(Records excerpted from a collection)

begin

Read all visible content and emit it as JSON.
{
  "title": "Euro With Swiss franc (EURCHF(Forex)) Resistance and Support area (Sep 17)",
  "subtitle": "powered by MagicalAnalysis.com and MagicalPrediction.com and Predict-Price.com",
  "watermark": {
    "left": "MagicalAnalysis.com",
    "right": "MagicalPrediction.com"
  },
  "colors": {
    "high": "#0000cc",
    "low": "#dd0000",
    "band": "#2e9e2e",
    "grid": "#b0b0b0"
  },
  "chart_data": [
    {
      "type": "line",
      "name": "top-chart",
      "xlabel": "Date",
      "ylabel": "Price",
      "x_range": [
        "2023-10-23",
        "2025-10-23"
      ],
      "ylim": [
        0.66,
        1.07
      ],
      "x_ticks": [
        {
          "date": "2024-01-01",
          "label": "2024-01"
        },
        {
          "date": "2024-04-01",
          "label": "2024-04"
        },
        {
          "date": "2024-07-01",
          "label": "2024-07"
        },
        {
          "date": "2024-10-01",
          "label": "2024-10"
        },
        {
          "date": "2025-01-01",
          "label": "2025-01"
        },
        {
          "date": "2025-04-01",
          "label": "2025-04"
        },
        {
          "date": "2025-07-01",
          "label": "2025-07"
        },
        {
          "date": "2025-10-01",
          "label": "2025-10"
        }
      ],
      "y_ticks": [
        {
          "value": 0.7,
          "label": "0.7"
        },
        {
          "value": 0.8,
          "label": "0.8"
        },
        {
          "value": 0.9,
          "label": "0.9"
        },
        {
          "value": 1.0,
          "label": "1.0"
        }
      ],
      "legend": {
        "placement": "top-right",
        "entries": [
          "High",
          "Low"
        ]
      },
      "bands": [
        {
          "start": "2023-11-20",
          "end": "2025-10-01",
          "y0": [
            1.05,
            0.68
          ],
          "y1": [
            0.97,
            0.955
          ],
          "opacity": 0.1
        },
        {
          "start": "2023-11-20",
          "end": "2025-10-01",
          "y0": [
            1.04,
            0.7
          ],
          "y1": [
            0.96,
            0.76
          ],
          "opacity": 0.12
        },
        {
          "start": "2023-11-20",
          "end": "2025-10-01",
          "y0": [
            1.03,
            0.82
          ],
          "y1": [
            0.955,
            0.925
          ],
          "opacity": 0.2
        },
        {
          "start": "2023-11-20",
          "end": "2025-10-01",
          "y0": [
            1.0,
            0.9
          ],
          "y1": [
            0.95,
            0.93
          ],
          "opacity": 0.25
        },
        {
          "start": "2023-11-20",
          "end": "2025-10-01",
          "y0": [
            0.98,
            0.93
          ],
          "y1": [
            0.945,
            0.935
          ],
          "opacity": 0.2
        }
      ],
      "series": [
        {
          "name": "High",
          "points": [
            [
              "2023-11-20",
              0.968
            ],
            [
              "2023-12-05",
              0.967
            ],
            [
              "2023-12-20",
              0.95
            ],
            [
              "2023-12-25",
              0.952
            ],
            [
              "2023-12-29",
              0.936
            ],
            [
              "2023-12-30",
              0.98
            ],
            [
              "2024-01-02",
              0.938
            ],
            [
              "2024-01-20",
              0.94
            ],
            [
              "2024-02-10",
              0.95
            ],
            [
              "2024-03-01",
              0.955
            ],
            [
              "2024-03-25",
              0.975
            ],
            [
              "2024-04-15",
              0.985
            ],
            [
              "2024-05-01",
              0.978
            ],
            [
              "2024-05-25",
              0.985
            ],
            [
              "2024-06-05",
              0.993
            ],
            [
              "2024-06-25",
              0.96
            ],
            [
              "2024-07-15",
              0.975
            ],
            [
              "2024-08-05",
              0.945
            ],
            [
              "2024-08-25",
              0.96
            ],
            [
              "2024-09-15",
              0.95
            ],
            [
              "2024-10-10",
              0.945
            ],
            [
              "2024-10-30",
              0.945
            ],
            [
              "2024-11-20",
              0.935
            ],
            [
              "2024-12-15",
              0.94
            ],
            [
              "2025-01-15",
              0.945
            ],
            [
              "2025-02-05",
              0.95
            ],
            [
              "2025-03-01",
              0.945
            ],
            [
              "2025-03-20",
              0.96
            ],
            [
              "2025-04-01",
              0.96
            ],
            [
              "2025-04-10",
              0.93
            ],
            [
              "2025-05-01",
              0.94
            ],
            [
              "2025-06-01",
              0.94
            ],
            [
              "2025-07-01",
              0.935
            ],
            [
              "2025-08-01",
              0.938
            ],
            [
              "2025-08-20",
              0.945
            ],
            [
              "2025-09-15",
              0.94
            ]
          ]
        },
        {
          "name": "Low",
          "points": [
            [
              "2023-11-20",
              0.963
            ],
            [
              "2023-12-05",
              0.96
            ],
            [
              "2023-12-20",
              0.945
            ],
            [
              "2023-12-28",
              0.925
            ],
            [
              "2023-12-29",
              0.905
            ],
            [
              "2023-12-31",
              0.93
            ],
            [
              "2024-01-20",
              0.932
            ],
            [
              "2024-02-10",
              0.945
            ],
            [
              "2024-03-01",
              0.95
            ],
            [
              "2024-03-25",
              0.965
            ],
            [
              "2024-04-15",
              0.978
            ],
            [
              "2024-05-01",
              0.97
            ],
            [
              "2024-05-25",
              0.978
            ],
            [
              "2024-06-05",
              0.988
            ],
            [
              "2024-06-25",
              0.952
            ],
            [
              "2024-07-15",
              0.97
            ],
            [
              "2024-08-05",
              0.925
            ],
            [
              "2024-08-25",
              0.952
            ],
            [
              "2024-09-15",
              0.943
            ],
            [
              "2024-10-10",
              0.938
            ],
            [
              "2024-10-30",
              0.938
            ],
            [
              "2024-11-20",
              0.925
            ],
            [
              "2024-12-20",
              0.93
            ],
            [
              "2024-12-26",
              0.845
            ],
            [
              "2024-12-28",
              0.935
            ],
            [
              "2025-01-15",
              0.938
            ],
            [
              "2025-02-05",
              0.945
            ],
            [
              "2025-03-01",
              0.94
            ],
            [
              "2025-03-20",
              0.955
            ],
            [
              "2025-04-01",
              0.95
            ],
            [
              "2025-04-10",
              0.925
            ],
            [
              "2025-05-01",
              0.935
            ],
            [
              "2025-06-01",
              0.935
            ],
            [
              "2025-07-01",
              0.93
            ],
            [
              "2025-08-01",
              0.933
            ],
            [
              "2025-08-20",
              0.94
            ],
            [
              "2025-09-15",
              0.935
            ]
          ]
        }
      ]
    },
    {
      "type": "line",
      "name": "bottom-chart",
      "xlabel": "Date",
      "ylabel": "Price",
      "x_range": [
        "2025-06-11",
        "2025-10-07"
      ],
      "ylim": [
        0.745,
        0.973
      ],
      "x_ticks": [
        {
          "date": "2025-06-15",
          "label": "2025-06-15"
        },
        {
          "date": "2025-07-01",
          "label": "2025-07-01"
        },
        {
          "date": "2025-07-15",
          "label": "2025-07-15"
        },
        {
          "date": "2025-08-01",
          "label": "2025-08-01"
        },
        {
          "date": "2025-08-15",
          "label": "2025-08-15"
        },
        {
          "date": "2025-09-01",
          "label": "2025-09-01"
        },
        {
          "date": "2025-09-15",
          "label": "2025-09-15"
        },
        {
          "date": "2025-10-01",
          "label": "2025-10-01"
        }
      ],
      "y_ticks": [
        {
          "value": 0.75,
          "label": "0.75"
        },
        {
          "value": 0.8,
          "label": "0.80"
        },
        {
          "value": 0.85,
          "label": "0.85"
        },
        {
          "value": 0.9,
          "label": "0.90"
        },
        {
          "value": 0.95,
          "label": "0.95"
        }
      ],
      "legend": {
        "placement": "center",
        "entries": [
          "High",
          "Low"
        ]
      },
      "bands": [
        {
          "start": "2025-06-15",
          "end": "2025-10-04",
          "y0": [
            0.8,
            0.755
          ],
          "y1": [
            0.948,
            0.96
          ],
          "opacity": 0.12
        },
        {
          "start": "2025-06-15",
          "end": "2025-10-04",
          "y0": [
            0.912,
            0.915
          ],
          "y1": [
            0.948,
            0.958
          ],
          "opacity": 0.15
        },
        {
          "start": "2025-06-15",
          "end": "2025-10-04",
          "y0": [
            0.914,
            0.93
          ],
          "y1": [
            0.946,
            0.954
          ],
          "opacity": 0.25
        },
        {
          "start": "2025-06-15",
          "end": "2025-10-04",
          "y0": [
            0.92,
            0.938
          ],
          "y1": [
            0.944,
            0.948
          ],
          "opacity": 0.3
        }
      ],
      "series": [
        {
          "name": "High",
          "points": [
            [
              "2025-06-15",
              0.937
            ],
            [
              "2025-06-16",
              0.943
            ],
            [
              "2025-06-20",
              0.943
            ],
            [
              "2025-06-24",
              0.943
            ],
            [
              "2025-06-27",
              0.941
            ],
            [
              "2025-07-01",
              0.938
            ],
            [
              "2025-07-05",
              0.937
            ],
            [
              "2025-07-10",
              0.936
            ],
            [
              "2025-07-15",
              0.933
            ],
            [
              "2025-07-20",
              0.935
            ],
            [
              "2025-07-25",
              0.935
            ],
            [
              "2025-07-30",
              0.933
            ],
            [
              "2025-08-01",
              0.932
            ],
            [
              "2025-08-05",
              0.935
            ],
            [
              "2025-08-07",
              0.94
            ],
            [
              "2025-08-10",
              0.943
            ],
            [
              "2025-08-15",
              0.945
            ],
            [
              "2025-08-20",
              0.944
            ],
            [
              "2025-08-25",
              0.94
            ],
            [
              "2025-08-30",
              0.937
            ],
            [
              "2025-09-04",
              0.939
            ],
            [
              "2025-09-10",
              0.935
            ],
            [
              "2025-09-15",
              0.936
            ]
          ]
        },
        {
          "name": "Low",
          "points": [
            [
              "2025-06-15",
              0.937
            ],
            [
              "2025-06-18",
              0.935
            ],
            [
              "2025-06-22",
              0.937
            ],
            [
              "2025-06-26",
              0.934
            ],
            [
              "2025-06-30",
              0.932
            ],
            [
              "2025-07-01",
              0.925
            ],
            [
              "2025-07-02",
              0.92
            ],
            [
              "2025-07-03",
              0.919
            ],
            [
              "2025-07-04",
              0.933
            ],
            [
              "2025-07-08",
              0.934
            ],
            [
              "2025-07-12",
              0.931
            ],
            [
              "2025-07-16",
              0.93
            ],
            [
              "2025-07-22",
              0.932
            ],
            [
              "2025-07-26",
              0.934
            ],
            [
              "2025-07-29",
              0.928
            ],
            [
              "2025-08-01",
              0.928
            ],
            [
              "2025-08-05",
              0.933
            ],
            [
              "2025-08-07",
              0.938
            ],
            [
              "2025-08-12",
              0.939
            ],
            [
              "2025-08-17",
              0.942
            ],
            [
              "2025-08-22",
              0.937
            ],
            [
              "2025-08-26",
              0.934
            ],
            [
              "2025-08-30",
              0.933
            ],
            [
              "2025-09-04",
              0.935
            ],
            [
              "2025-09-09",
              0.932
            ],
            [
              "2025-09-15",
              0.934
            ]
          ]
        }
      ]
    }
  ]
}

end

To be done — Track down every line holding the string "MagicalPrediction" and copy it.

Expected output —
  "subtitle": "powered by MagicalAnalysis.com and MagicalPrediction.com and Predict-Price.com",
    "right": "MagicalPrediction.com"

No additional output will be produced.